§ WHAT TO WORK ON: Below are records; print only the lines from the line containing "What's the underlying" to the end, both included, reproduced exactly and without the pictures.

--- start RAW RECORDS ---

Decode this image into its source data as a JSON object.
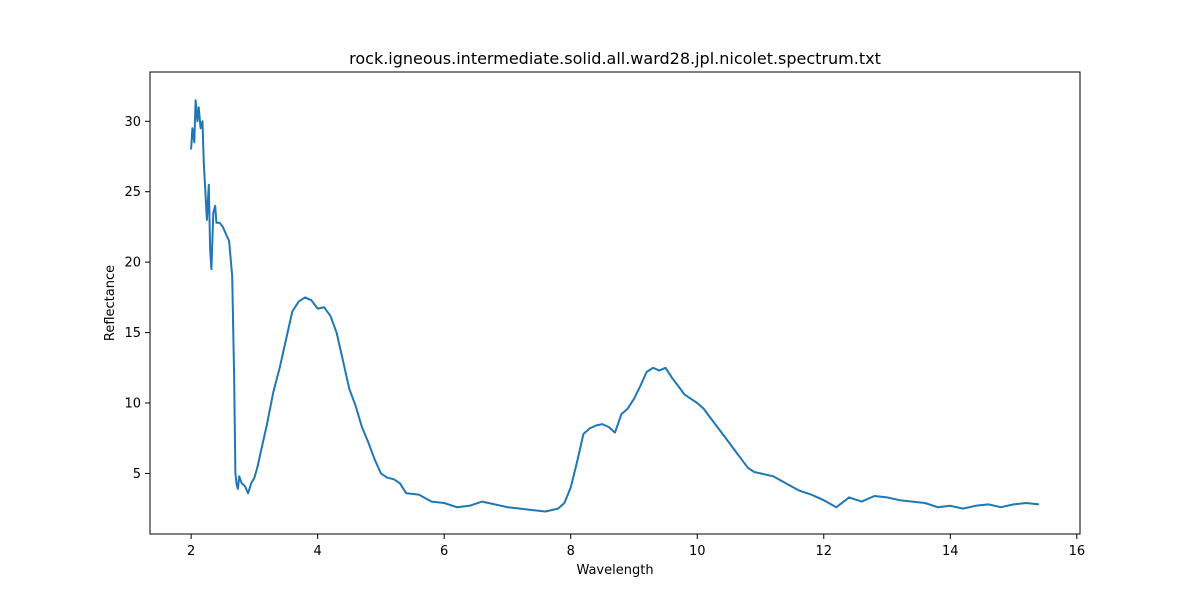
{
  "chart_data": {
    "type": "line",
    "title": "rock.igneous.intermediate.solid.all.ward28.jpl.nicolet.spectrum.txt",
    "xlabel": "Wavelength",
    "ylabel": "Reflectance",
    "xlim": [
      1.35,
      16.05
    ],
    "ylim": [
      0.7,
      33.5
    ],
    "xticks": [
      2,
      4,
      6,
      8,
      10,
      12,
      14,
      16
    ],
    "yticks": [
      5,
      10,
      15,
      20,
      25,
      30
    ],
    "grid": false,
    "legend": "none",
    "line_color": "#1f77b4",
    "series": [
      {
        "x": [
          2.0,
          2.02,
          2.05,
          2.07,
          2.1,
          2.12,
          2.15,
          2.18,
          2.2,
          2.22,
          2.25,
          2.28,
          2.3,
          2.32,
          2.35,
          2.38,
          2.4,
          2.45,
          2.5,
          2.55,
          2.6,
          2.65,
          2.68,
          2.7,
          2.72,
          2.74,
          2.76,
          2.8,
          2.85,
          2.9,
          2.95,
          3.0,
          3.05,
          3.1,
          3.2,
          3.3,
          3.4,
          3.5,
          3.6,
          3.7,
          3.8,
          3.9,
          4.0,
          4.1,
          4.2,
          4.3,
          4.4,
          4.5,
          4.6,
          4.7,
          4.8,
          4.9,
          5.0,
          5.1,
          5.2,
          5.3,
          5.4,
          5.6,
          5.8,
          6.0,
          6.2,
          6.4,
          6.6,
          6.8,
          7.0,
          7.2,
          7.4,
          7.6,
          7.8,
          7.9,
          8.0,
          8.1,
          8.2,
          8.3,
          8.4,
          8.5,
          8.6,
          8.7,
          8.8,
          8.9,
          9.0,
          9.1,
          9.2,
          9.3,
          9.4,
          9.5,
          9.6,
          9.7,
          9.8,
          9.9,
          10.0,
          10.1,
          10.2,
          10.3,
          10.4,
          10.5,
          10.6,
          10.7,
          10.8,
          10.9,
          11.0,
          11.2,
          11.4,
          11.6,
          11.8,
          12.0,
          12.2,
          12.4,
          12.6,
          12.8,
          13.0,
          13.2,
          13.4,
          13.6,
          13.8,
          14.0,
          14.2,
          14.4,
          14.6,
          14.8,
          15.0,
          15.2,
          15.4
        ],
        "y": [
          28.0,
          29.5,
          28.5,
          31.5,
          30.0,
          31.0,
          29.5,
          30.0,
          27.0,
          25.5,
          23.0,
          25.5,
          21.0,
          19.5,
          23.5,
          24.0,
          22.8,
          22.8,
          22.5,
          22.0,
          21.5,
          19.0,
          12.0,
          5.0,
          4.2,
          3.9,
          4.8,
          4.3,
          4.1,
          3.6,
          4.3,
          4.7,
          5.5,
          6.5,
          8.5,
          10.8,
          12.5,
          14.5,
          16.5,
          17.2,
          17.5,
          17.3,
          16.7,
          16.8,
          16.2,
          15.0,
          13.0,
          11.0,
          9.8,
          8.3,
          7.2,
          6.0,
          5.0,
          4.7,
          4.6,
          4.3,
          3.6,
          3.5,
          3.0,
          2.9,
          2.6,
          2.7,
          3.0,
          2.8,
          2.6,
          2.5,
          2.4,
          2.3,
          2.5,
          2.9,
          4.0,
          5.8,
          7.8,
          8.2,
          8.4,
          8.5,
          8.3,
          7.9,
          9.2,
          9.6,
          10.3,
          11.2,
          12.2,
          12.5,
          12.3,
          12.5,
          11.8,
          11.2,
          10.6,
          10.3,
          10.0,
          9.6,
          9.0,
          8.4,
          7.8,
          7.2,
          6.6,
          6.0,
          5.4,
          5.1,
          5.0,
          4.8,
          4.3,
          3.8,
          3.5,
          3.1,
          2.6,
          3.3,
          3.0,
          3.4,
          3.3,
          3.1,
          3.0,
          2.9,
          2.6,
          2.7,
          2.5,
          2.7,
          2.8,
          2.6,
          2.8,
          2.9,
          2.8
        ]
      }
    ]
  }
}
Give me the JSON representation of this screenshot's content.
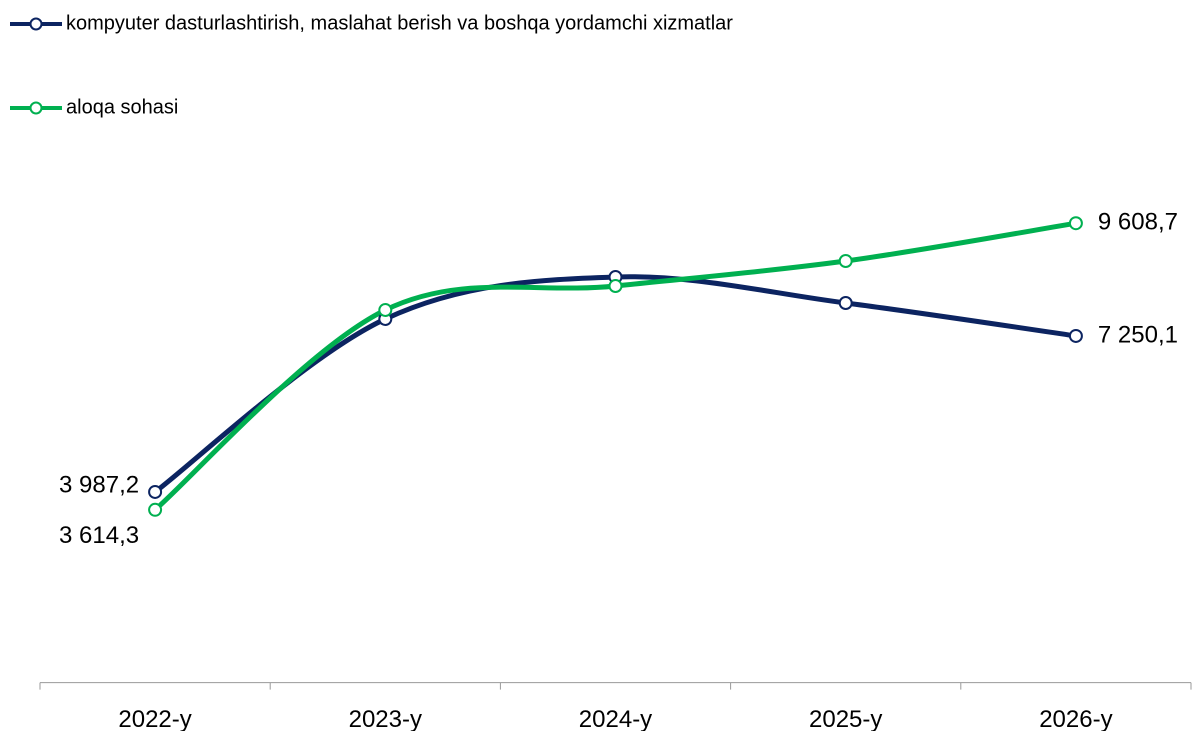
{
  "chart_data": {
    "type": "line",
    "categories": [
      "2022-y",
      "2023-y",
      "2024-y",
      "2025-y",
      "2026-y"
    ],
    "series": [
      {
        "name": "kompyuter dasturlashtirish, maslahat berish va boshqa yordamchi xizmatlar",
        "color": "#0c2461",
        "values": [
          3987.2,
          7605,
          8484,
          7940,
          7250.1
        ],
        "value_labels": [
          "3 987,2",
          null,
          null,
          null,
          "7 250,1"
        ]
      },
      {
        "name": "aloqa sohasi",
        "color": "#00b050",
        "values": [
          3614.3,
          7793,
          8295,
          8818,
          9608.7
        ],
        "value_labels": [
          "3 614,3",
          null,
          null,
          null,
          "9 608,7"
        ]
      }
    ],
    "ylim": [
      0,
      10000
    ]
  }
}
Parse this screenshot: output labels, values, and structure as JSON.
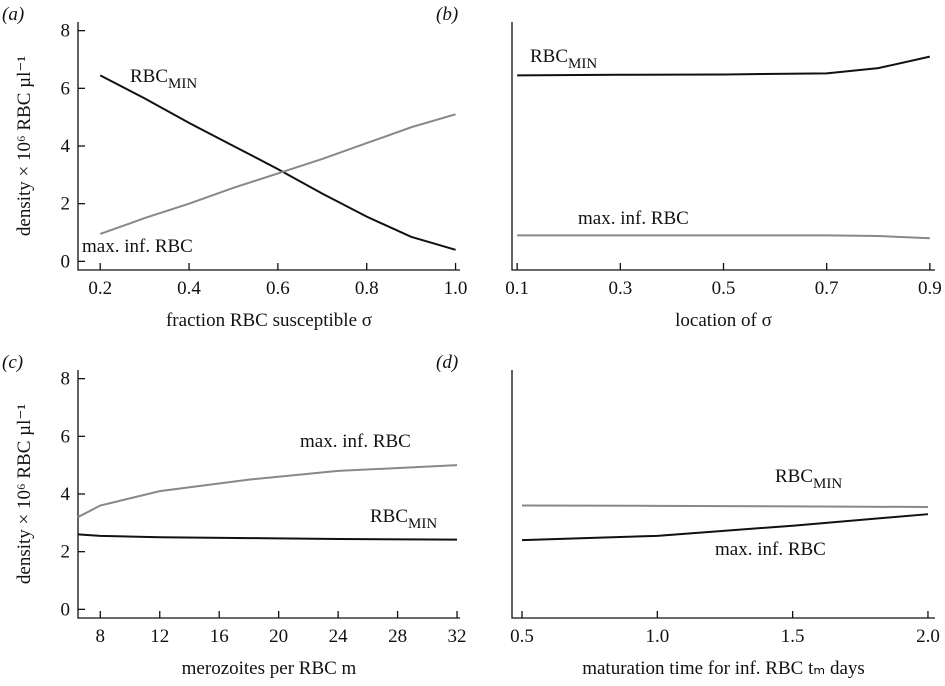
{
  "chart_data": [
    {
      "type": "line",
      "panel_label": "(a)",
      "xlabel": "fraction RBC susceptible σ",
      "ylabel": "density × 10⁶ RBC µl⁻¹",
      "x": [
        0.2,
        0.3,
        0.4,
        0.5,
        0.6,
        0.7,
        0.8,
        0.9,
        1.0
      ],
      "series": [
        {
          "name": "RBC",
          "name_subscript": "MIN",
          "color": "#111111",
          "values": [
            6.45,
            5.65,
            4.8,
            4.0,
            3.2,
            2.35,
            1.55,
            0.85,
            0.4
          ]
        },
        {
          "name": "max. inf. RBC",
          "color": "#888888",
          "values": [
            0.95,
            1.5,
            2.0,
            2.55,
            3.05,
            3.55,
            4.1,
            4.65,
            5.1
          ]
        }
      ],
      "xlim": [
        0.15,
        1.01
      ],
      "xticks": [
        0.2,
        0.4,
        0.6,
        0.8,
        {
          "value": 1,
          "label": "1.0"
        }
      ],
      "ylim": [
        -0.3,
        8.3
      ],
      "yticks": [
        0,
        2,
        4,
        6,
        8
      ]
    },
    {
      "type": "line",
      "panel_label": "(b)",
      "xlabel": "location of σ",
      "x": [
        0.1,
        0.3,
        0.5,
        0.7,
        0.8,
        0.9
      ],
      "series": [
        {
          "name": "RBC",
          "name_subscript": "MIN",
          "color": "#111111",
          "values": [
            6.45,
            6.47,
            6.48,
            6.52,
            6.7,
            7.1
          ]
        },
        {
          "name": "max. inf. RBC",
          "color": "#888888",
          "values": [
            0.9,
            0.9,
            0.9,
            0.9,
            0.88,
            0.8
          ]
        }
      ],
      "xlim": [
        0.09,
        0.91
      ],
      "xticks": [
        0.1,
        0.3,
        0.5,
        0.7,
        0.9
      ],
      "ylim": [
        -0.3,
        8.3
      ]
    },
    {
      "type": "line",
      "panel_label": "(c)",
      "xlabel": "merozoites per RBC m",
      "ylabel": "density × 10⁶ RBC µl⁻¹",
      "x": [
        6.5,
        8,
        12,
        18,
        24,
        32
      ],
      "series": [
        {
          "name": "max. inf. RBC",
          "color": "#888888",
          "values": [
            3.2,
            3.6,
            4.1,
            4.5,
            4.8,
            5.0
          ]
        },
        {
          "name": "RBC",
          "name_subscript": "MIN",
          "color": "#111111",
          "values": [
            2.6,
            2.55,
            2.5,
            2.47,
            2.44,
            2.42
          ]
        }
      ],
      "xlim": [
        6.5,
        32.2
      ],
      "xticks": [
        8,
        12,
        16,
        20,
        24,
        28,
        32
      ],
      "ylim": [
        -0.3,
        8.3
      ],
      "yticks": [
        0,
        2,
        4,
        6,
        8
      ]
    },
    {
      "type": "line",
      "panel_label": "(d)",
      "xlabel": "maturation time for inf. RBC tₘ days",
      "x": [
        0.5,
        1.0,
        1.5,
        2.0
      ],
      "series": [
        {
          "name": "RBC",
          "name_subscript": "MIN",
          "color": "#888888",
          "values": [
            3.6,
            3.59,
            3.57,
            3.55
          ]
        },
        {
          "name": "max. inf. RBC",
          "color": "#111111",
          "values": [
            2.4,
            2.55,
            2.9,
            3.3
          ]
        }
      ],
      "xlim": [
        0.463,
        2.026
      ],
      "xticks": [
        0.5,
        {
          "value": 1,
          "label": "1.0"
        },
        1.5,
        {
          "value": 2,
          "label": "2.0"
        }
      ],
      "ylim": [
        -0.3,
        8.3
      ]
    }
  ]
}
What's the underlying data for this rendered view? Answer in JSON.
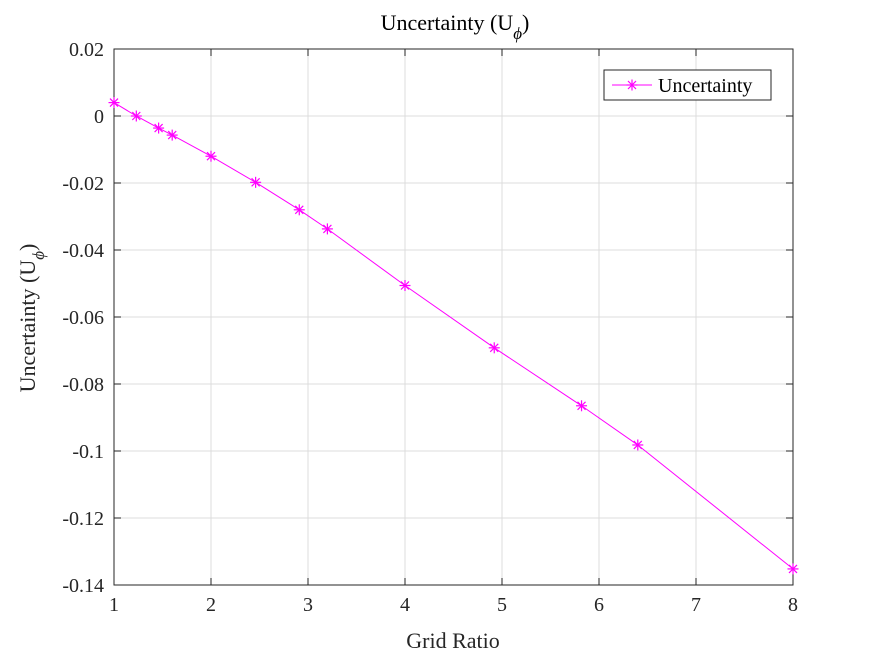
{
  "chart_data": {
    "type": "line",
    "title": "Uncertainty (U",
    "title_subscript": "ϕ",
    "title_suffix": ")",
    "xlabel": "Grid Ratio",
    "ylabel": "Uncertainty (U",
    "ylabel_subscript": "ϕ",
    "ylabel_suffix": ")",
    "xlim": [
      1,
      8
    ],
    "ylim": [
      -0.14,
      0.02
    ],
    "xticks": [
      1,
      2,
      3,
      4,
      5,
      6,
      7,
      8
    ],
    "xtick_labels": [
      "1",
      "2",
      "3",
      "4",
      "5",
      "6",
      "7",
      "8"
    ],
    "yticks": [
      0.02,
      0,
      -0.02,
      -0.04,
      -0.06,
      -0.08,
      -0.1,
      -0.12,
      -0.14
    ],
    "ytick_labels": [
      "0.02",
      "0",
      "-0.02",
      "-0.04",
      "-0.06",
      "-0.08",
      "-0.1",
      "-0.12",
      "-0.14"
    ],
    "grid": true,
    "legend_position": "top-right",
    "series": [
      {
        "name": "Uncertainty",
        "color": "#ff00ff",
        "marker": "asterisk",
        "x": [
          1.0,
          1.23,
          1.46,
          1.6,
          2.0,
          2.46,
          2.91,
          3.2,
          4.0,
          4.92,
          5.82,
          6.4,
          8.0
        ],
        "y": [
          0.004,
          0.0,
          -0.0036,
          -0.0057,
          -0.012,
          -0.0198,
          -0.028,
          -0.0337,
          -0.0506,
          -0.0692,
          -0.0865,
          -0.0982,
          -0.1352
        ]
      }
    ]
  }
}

--- end RAW RECORDS ---

§ EXPECTED ANSWER:
What's the underlying data for this rendered view? Answer in JSON.
{
  "chart_data": {
    "type": "line",
    "title": "Uncertainty (U",
    "title_subscript": "ϕ",
    "title_suffix": ")",
    "xlabel": "Grid Ratio",
    "ylabel": "Uncertainty (U",
    "ylabel_subscript": "ϕ",
    "ylabel_suffix": ")",
    "xlim": [
      1,
      8
    ],
    "ylim": [
      -0.14,
      0.02
    ],
    "xticks": [
      1,
      2,
      3,
      4,
      5,
      6,
      7,
      8
    ],
    "xtick_labels": [
      "1",
      "2",
      "3",
      "4",
      "5",
      "6",
      "7",
      "8"
    ],
    "yticks": [
      0.02,
      0,
      -0.02,
      -0.04,
      -0.06,
      -0.08,
      -0.1,
      -0.12,
      -0.14
    ],
    "ytick_labels": [
      "0.02",
      "0",
      "-0.02",
      "-0.04",
      "-0.06",
      "-0.08",
      "-0.1",
      "-0.12",
      "-0.14"
    ],
    "grid": true,
    "legend_position": "top-right",
    "series": [
      {
        "name": "Uncertainty",
        "color": "#ff00ff",
        "marker": "asterisk",
        "x": [
          1.0,
          1.23,
          1.46,
          1.6,
          2.0,
          2.46,
          2.91,
          3.2,
          4.0,
          4.92,
          5.82,
          6.4,
          8.0
        ],
        "y": [
          0.004,
          0.0,
          -0.0036,
          -0.0057,
          -0.012,
          -0.0198,
          -0.028,
          -0.0337,
          -0.0506,
          -0.0692,
          -0.0865,
          -0.0982,
          -0.1352
        ]
      }
    ]
  }
}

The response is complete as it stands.